> [Text block]:
My files were owned by mapr:mapr. I changed the ownership of everything to
ec2-user, and now get permission denied on the refresh table metadata
command, even though impersonation is on and I authenticated as ec2-user.
If impersonation is working correctly, then I'd expect this should work. Is
this what you see?

It's also kinda weird in that both users involved should have write access
to the files - ec2-user is the owner, and mapr is the superuser on MFS.

[ec2-user@ip-172-16-2-36 tmp]$ sudo -u mapr chown -R ec2-user:ec2-user .
[ec2-user@ip-172-16-2-36 tmp]$ sqlline -u jdbc:drill: -n ec2-user -p mapr
apache drill 1.2.0
"a drill is a terrible thing to waste"
0: jdbc:drill:> select count(*) from dfs.`/tmp/flows`;
+---------+
| EXPR$0  |
+---------+
| 370280  |
+---------+
1 row selected (6.452 seconds)
0: jdbc:drill:> refresh table metadata dfs.`/tmp/flows`;
+--------+-----------------------------------------------------------------------------------------------------+
|   ok   |                                               summary
                                    |
+--------+-----------------------------------------------------------------------------------------------------+
| false  | Error: 2050.6796.144654
/tmp/flows/2015/11/11/15/01/20/.drill.parquet_metadata (Permission denied)
 |
+--------+-----------------------------------------------------------------------------------------------------+
1 row selected (3.253 seconds)

$ ls -la flows/2015/11/11/15/01/20/.drill.parquet_metadata
-rwxr-xr-x 1 ec2-user ec2-user 0 Nov 11 19:55
flows/2015/11/11/15/01/20/.drill.parquet_metadata


Then I tried to CTAS and it works, but apparently impersonation does not:

0: jdbc:drill:> create table dfs.tmp.flows2 as select * from
dfs.`/tmp/flows`;
+-----------+----------------------------+
| Fragment  | Number of records written  |
+-----------+----------------------------+
| 1_1       | 81222                      |
| 1_3       | 78255                      |
| 1_0       | 113624                     |
| 1_2       | 97179                      |
+-----------+----------------------------+
4 rows selected (22.591 seconds)

> [Required task 1]: According to the forum post, which user is the superuser on MFS?
> [Required task 2]: Reproduce the forum post from "My files were" up to and including "what you see?".

> [Material provided]:
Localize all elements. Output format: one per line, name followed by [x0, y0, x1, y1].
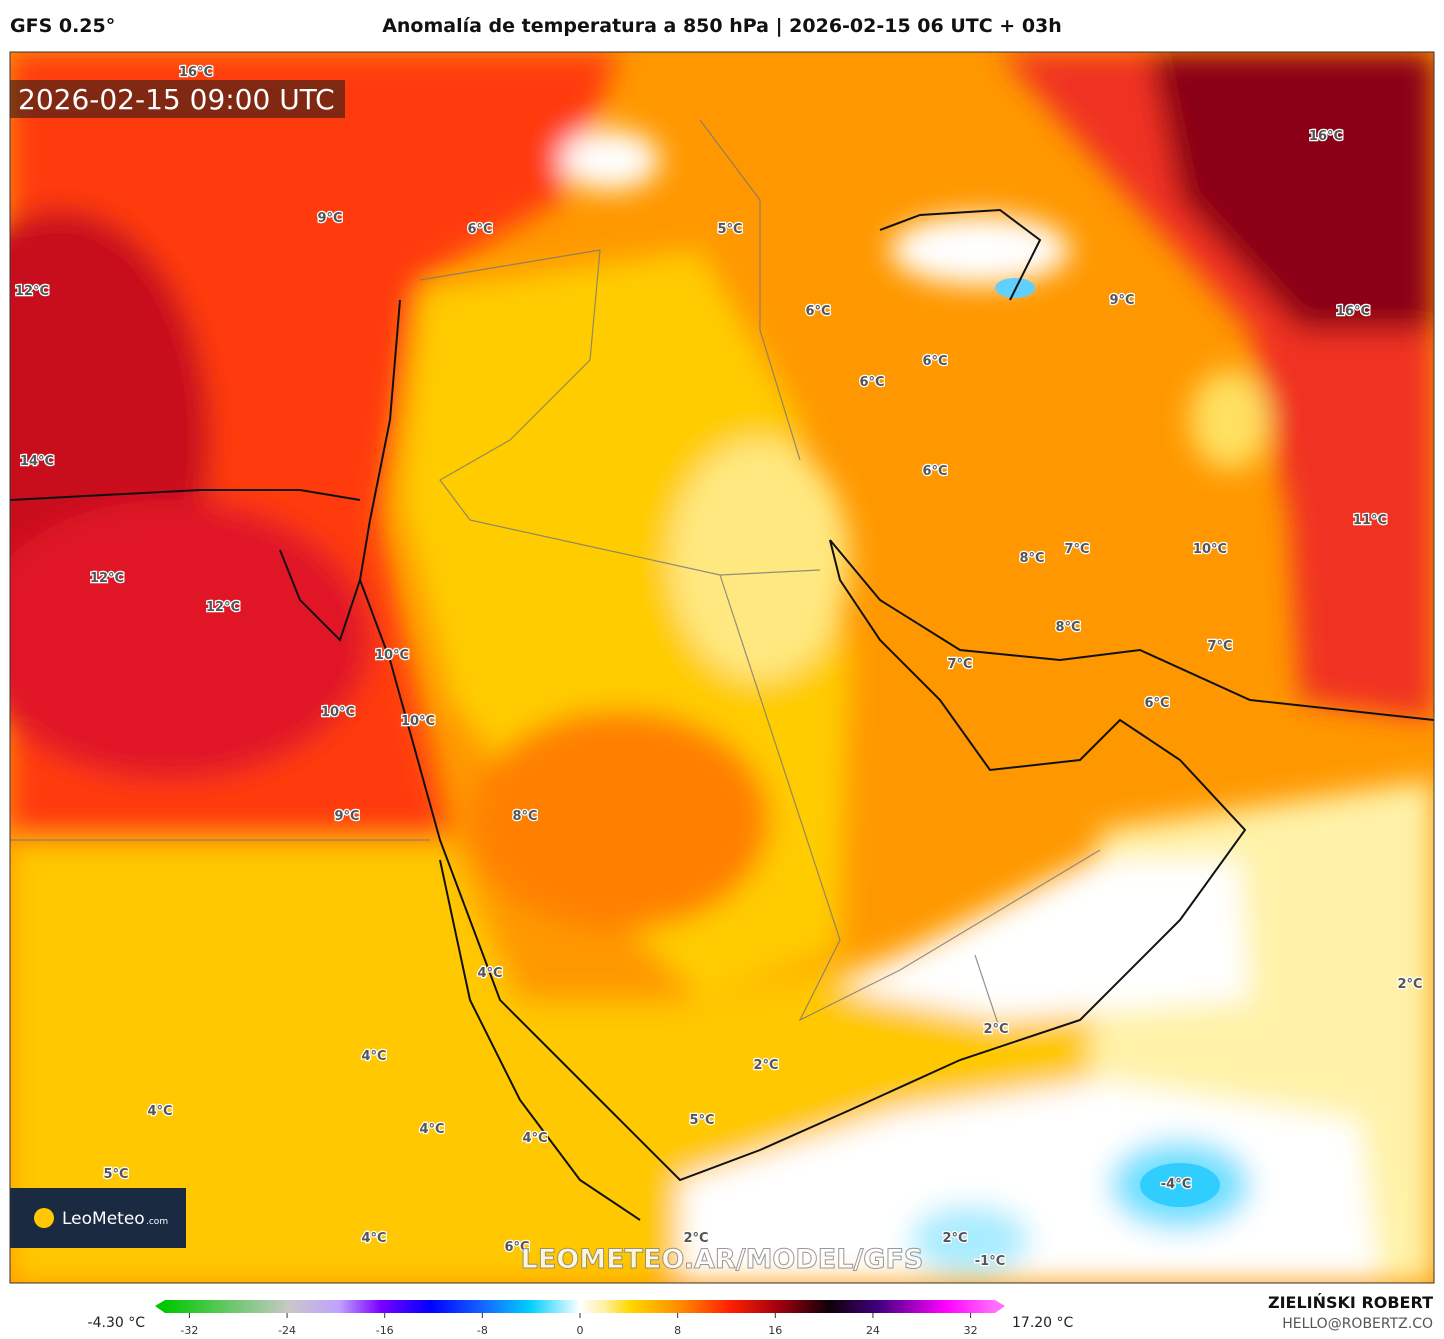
contour-label: 12°C	[15, 284, 49, 299]
colorbar-gradient	[165, 1300, 995, 1313]
contour-label: 8°C	[1019, 551, 1044, 566]
contour-label: 4°C	[361, 1049, 386, 1064]
contour-label: 9°C	[317, 211, 342, 226]
contour-label: -4°C	[1161, 1177, 1191, 1192]
contour-label: 11°C	[1353, 513, 1387, 528]
contour-label: 12°C	[206, 600, 240, 615]
map-title: Anomalía de temperatura a 850 hPa | 2026…	[382, 15, 1062, 37]
colorbar	[155, 1300, 1005, 1313]
contour-label: 4°C	[147, 1104, 172, 1119]
colorbar-tick-label: 32	[964, 1324, 978, 1337]
contour-label: 10°C	[1193, 542, 1227, 557]
logo-name: LeoMeteo	[62, 1209, 145, 1229]
contour-label: 2°C	[983, 1022, 1008, 1037]
colorbar-min-arrow	[155, 1300, 165, 1313]
contour-label: 7°C	[1064, 542, 1089, 557]
map-frame	[9, 51, 1435, 1284]
contour-label: 9°C	[334, 809, 359, 824]
contact: HELLO@ROBERTZ.CO	[1282, 1316, 1433, 1332]
colorbar-tick-label: -8	[477, 1324, 488, 1337]
contour-label: 5°C	[717, 222, 742, 237]
timestamp: 2026-02-15 09:00 UTC	[18, 83, 335, 116]
colorbar-tick-label: 0	[577, 1324, 584, 1337]
colorbar-tick-label: -32	[180, 1324, 198, 1337]
contour-label: 16°C	[1336, 304, 1370, 319]
contour-label: 5°C	[103, 1167, 128, 1182]
contour-label: 10°C	[375, 648, 409, 663]
contour-label: 6°C	[922, 354, 947, 369]
contour-label: 6°C	[504, 1240, 529, 1255]
contour-label: 16°C	[1309, 129, 1343, 144]
colorbar-max-label: 17.20 °C	[1012, 1315, 1074, 1331]
contour-label: 12°C	[90, 571, 124, 586]
contour-label: 10°C	[321, 705, 355, 720]
timestamp-box	[10, 80, 345, 118]
borders	[10, 119, 1101, 1031]
contour-label: 7°C	[947, 657, 972, 672]
cold-core	[1140, 1163, 1220, 1207]
colorbar-tick-label: -16	[376, 1324, 394, 1337]
contour-label: 4°C	[419, 1122, 444, 1137]
contour-label: 16°C	[179, 65, 213, 80]
colorbar-tick-label: 8	[674, 1324, 681, 1337]
colorbar-tick-label: -24	[278, 1324, 296, 1337]
contour-label: 2°C	[753, 1058, 778, 1073]
contour-label: 4°C	[522, 1131, 547, 1146]
author: ZIELIŃSKI ROBERT	[1268, 1293, 1433, 1312]
contour-label: 4°C	[477, 966, 502, 981]
colorbar-min-label: -4.30 °C	[88, 1315, 146, 1331]
colorbar-max-arrow	[995, 1300, 1005, 1313]
contour-label: 6°C	[859, 375, 884, 390]
contour-label: 8°C	[512, 809, 537, 824]
logo-sun	[34, 1208, 54, 1228]
contour-label: 5°C	[689, 1113, 714, 1128]
logo-suffix: .com	[146, 1217, 168, 1227]
map: 2026-02-15 09:00 UTC 16°C 9°C 6°C 5°C 12°C 6°…	[10, 52, 1434, 1283]
contour-label: 6°C	[805, 304, 830, 319]
contour-label: 2°C	[683, 1231, 708, 1246]
watermark: LEOMETEO.AR/MODEL/GFS	[521, 1244, 924, 1275]
colorbar-tick-label: 16	[768, 1324, 782, 1337]
contour-label: 2°C	[1397, 977, 1422, 992]
contour-label: 9°C	[1109, 293, 1134, 308]
contour-label: 4°C	[361, 1231, 386, 1246]
contour-label: 6°C	[1144, 696, 1169, 711]
colorbar-tick-label: 24	[866, 1324, 880, 1337]
coastlines	[10, 208, 1434, 1221]
contour-label: 14°C	[20, 454, 54, 469]
contour-label: 8°C	[1055, 620, 1080, 635]
contour-label: 10°C	[401, 714, 435, 729]
contour-label: 2°C	[942, 1231, 967, 1246]
model-name: GFS 0.25°	[10, 15, 115, 37]
contour-label: 6°C	[467, 222, 492, 237]
contour-label: -1°C	[975, 1254, 1005, 1269]
contour-label: 6°C	[922, 464, 947, 479]
contour-label: 7°C	[1207, 639, 1232, 654]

> [Final result 1]: mapr

> [Final result 2]:
My files were owned by mapr:mapr. I changed the ownership of everything to
ec2-user, and now get permission denied on the refresh table metadata
command, even though impersonation is on and I authenticated as ec2-user.
If impersonation is working correctly, then I'd expect this should work. Is
this what you see?